[Start of MATERIAL FOR THE TASK]

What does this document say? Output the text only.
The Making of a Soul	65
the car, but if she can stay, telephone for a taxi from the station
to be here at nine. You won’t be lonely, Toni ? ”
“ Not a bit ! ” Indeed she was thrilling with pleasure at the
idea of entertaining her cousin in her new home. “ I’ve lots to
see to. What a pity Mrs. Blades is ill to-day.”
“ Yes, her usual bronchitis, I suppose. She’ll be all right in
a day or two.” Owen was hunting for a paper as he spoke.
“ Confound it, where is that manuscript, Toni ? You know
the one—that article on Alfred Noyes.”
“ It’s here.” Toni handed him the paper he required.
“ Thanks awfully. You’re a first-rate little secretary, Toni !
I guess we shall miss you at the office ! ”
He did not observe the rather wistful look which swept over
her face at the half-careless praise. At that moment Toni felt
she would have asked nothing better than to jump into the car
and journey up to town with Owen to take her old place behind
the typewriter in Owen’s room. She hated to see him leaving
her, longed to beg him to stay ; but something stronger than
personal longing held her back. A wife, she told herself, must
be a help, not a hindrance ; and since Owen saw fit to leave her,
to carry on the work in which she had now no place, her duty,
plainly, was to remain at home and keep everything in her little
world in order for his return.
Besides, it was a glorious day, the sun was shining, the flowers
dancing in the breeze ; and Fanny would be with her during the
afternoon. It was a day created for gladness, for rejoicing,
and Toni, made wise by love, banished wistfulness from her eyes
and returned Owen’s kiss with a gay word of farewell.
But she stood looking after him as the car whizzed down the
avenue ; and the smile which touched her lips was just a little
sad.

[End of MATERIAL FOR THE TASK]
[Start of MATERIAL FOR THE TASK]

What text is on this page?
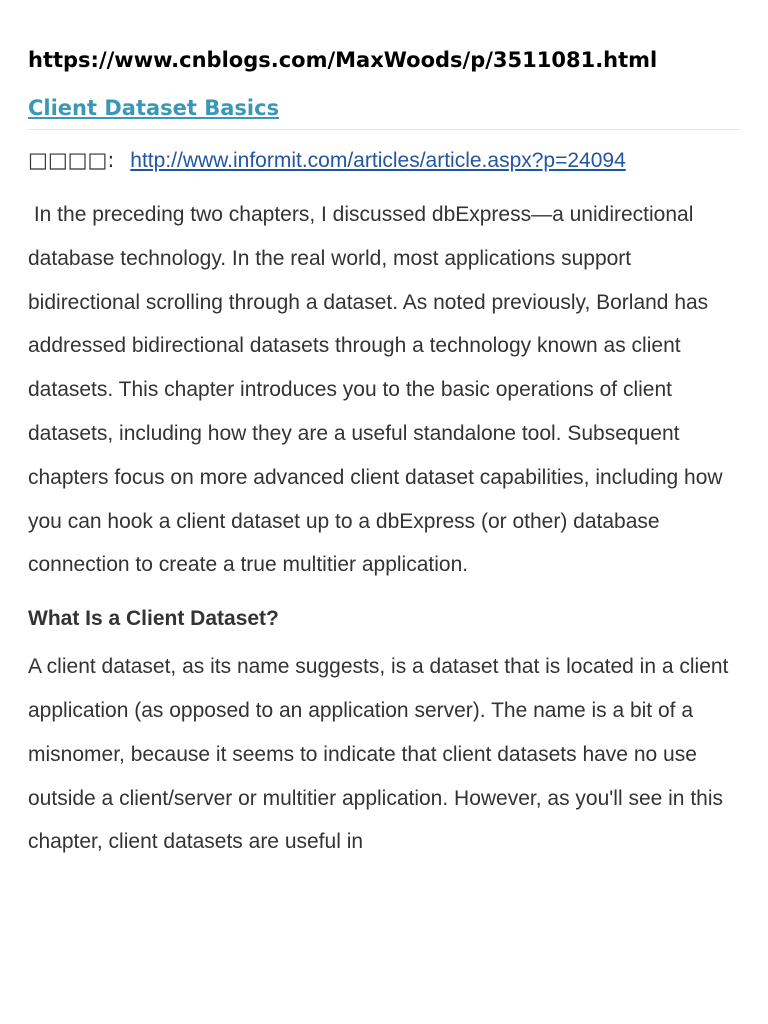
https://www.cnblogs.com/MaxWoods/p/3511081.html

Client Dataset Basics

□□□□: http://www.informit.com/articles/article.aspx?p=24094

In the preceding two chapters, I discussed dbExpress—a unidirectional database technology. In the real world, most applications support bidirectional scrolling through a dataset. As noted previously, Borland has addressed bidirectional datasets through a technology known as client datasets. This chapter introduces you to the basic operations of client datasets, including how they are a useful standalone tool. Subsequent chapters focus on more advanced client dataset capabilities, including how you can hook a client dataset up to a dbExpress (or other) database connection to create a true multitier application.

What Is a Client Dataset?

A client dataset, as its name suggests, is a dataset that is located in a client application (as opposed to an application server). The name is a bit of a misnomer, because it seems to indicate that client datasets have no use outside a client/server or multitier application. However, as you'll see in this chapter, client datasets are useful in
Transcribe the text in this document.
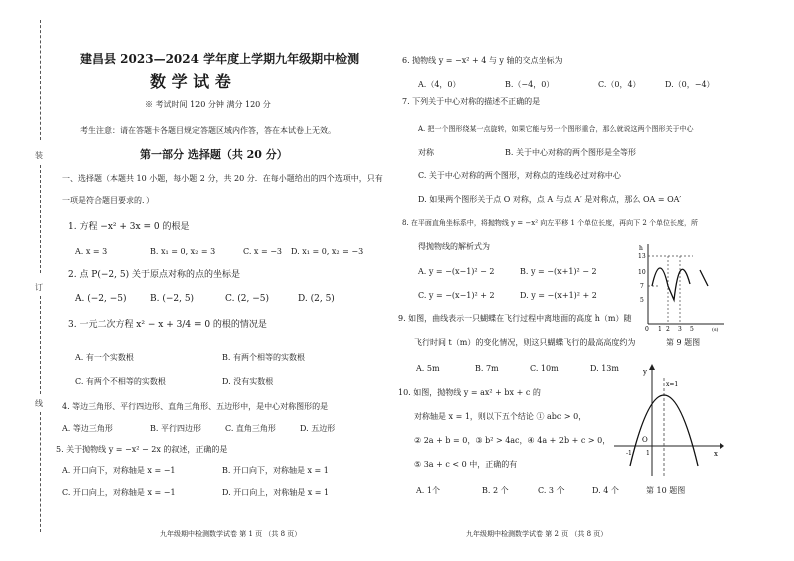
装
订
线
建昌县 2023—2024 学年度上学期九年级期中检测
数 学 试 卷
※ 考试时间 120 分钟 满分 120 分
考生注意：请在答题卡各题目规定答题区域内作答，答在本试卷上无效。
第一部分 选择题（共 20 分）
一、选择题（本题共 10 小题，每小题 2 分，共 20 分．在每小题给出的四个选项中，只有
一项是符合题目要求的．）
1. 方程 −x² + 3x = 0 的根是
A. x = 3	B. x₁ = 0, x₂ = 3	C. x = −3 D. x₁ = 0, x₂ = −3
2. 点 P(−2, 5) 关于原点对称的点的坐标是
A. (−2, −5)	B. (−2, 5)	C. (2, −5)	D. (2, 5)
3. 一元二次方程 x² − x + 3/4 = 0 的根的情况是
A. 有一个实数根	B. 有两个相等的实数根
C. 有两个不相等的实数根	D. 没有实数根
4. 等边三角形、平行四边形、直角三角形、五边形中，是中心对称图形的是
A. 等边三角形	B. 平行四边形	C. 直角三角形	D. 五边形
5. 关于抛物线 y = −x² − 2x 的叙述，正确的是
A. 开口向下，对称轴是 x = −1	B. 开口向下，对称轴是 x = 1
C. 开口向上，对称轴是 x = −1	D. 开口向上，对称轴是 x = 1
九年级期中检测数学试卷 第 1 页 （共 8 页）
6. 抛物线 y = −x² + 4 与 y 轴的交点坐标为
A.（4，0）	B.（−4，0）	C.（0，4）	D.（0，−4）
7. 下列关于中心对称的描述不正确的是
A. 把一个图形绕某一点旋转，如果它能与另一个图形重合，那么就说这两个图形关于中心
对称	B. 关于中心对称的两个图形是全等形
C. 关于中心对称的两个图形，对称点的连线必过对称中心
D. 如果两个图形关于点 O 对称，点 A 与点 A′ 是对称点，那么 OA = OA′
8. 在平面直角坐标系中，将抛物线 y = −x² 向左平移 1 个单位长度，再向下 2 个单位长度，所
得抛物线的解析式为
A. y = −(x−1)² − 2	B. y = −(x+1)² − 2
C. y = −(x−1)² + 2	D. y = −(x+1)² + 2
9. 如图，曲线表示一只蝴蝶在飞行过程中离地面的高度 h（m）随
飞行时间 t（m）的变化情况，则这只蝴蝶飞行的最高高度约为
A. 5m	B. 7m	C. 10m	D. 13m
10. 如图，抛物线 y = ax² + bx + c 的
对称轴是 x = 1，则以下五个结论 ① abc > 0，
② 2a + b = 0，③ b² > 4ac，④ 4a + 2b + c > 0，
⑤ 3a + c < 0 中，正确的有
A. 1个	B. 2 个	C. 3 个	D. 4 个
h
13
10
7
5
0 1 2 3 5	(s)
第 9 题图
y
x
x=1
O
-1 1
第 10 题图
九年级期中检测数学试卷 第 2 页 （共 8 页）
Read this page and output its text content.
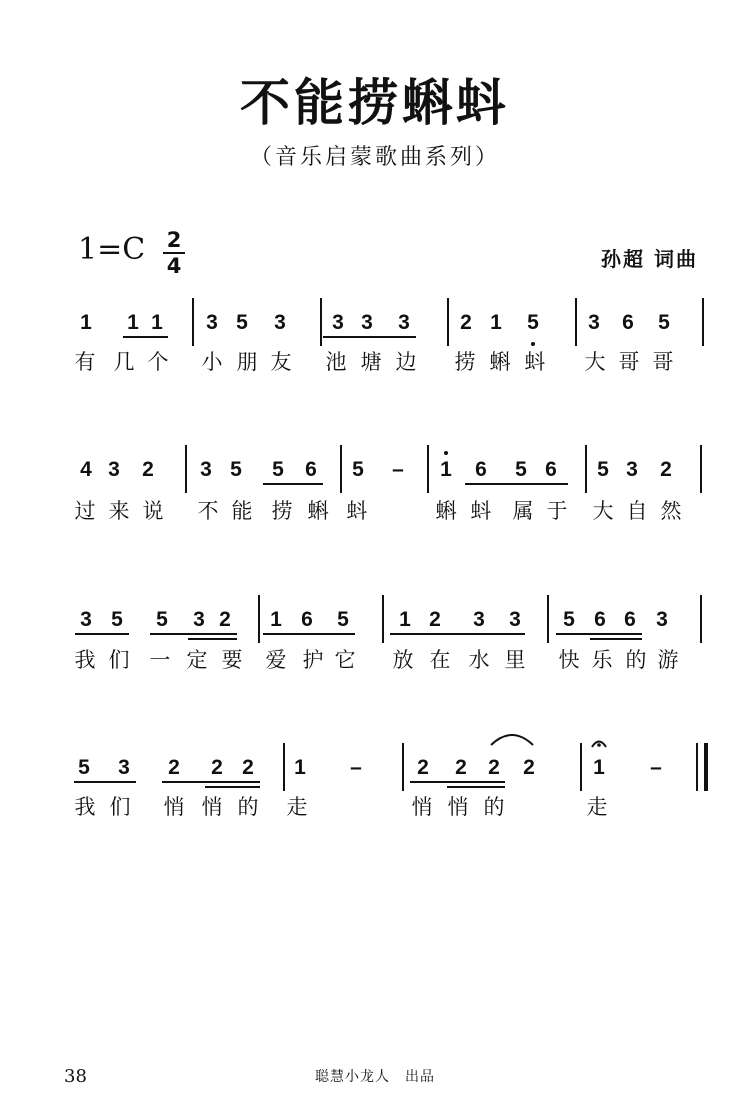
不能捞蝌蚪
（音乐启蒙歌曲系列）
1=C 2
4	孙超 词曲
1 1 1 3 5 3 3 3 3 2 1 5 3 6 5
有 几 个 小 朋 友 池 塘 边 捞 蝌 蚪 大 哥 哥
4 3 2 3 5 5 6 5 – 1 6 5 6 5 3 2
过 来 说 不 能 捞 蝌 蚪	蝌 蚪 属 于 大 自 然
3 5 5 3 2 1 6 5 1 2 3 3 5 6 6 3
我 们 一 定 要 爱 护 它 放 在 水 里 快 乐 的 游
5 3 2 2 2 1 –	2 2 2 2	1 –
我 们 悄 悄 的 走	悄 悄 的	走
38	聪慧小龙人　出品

[End of MATERIAL FOR THE TASK]

TASK TO COMPLETE = Collect the lines of the records that include the string "对称轴是".

REPLY TO THE TASK =
A. 开口向下，对称轴是 x = −1	B. 开口向下，对称轴是 x = 1
C. 开口向上，对称轴是 x = −1	D. 开口向上，对称轴是 x = 1
对称轴是 x = 1，则以下五个结论 ① abc > 0，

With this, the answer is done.